TASK REQUIREMENTS — Transcribe the records that follow exactly. Skip the pictures.

ENTRIES SUPPLIED —
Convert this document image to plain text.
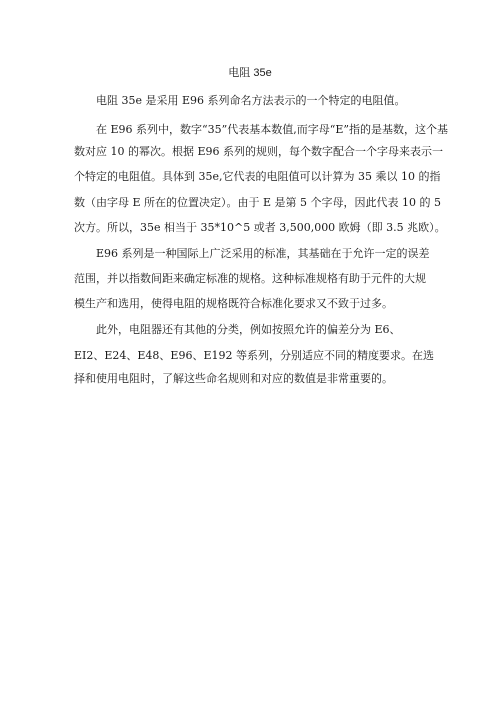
电阻 35e
电阻 35e 是采用 E96 系列命名方法表示的一个特定的电阻值。
在 E96 系列中，数字“35”代表基本数值,而字母“E”指的是基数，这个基
数对应 10 的幂次。根据 E96 系列的规则，每个数字配合一个字母来表示一
个特定的电阻值。具体到 35e,它代表的电阻值可以计算为 35 乘以 10 的指
数（由字母 E 所在的位置决定）。由于 E 是第 5 个字母，因此代表 10 的 5
次方。所以，35e 相当于 35*10^5 或者 3,500,000 欧姆（即 3.5 兆欧）。
E96 系列是一种国际上广泛采用的标准，其基础在于允许一定的误差
范围，并以指数间距来确定标准的规格。这种标准规格有助于元件的大规
模生产和选用，使得电阻的规格既符合标准化要求又不致于过多。
此外，电阻器还有其他的分类，例如按照允许的偏差分为 E6、
EI2、E24、E48、E96、E192 等系列，分别适应不同的精度要求。在选
择和使用电阻时，了解这些命名规则和对应的数值是非常重要的。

THE SOLUTION —
Convert this document image to plain text.
电阻 35e
电阻 35e 是采用 E96 系列命名方法表示的一个特定的电阻值。
在 E96 系列中，数字“35”代表基本数值,而字母“E”指的是基数，这个基
数对应 10 的幂次。根据 E96 系列的规则，每个数字配合一个字母来表示一
个特定的电阻值。具体到 35e,它代表的电阻值可以计算为 35 乘以 10 的指
数（由字母 E 所在的位置决定）。由于 E 是第 5 个字母，因此代表 10 的 5
次方。所以，35e 相当于 35*10^5 或者 3,500,000 欧姆（即 3.5 兆欧）。
E96 系列是一种国际上广泛采用的标准，其基础在于允许一定的误差
范围，并以指数间距来确定标准的规格。这种标准规格有助于元件的大规
模生产和选用，使得电阻的规格既符合标准化要求又不致于过多。
此外，电阻器还有其他的分类，例如按照允许的偏差分为 E6、
EI2、E24、E48、E96、E192 等系列，分别适应不同的精度要求。在选
择和使用电阻时，了解这些命名规则和对应的数值是非常重要的。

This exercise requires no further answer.